▸ BRIEF: Reproduce the part of the comment on TimescaleDB that opens with the words "By clever sharding, you" and closes with "using delta-of-delta encoding.", substituting "partitioning" for "sharding".

▸ PASSAGE PROVIDED:
By clever sharding, you can work around the performance issues somewhat but it'll never be as efficient as an OLAP column store like ClickHouse or MemSQL:
- Timestamps and metric values compress very nicely using delta-of-delta encoding.
- Compression dramatically improves scan performance.
- Aligning data by columns means much faster aggregation. A typical time series query does min/max/avg aggregations by timestamp. You can load data straight from disk into memory, use SSE/AVX instructions and only the small subset of data you aggregate on will have to be read from disk.
So what's the use case for TimescaleDB? Complex queries that OLAP databases can't handle? Small amounts of metrics where storage cost is irrelevant, but PostgreSQL compatibility matters?
Storing time series data in TimescaleDB takes at least 10x (if not more) space compared to, say, ClickHouse or the Prometheus TSDB.

▸ MATERIAL SUPPLIED:
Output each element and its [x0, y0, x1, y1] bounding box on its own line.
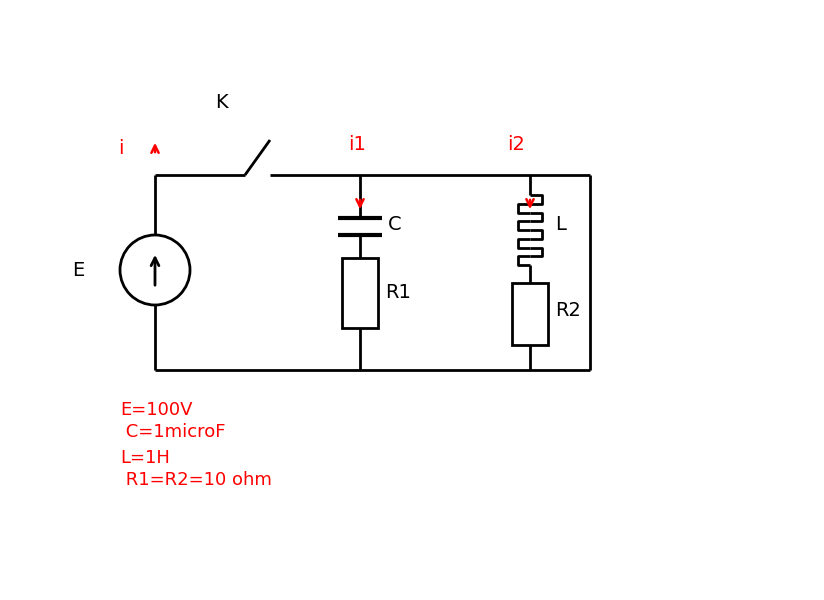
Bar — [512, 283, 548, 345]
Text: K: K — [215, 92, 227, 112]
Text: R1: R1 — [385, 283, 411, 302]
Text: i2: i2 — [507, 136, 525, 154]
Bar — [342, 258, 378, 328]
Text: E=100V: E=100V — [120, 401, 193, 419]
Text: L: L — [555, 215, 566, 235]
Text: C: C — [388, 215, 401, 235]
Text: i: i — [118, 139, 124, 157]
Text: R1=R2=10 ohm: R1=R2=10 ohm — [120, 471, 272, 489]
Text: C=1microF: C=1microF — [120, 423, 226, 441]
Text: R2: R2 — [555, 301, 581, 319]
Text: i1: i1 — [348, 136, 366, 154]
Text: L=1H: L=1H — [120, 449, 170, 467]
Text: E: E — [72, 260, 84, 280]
...
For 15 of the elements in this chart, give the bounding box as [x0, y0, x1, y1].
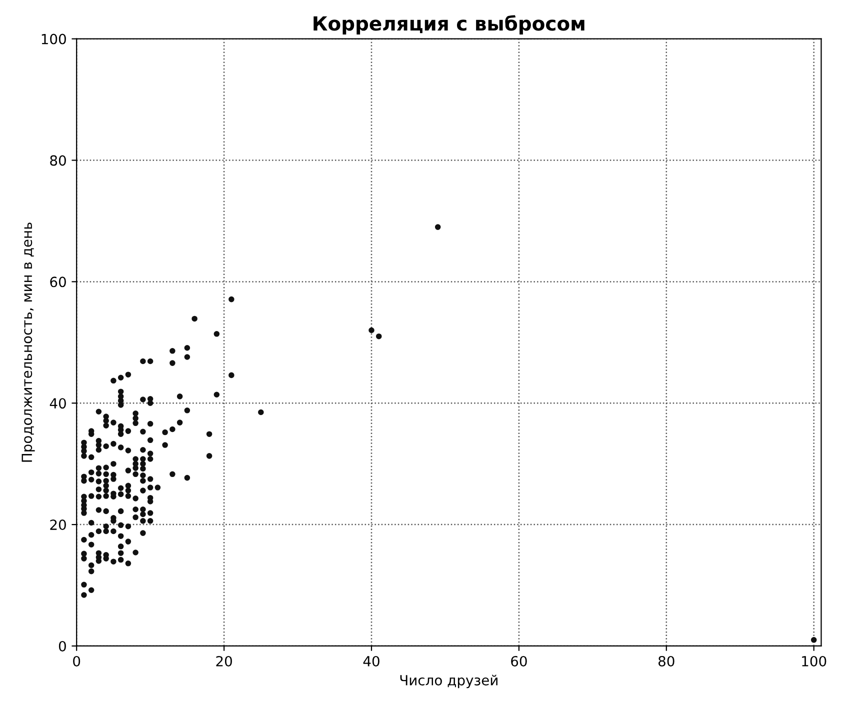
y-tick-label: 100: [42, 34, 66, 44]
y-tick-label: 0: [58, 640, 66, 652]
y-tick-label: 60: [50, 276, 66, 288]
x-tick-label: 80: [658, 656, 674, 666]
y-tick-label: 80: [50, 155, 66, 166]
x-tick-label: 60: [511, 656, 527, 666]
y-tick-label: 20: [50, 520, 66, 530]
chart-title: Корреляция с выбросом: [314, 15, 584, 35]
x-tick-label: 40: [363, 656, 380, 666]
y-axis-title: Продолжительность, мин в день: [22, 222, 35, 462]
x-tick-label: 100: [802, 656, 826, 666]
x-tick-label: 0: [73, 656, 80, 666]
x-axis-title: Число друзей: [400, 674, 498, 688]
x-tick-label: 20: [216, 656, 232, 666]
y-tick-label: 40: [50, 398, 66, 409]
==
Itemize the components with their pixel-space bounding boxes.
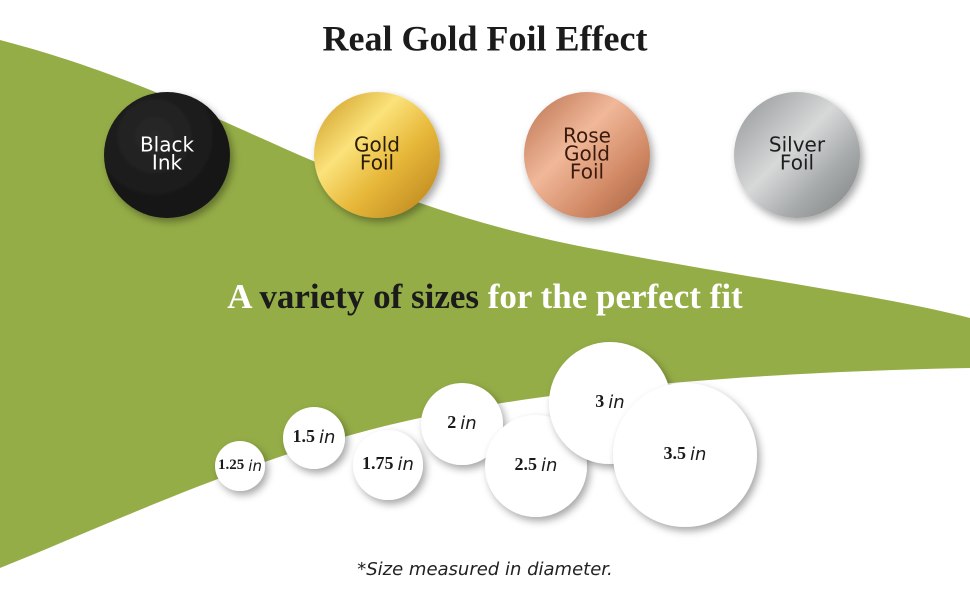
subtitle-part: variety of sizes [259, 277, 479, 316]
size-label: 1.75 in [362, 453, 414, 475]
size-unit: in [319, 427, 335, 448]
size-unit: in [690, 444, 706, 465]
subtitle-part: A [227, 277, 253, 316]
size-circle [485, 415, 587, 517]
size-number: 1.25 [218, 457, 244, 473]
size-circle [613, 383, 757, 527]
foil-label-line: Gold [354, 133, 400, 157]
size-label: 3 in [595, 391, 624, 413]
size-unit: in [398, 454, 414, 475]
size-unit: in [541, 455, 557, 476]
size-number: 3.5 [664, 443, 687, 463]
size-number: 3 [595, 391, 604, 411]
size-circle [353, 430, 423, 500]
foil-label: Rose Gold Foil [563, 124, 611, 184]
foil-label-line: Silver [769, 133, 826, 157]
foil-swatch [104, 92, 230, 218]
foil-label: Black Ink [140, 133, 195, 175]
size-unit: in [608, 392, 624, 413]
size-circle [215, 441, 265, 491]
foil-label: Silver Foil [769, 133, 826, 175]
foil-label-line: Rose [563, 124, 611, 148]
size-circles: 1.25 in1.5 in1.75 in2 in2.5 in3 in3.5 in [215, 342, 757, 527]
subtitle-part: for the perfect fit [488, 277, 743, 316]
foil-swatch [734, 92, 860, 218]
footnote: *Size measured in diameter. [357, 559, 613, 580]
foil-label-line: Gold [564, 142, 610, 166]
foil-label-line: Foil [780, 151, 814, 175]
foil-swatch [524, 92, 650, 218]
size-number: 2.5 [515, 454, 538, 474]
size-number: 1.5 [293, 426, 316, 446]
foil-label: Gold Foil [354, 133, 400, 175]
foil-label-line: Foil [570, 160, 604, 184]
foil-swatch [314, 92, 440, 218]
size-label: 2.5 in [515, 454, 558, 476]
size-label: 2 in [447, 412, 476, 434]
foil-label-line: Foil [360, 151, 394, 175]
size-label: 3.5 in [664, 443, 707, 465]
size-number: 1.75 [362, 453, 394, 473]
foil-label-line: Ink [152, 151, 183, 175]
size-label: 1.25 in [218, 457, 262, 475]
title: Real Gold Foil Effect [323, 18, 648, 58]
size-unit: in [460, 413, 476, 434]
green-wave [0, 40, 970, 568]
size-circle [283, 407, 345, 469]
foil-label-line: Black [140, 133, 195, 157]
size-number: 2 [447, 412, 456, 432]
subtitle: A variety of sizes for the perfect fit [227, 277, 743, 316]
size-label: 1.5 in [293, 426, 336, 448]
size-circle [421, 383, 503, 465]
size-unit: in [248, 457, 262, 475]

▸ SOLVED EXERCISE:
By clever partitioning, you can work around the performance issues somewhat but it'll never be as efficient as an OLAP column store like ClickHouse or MemSQL:
- Timestamps and metric values compress very nicely using delta-of-delta encoding.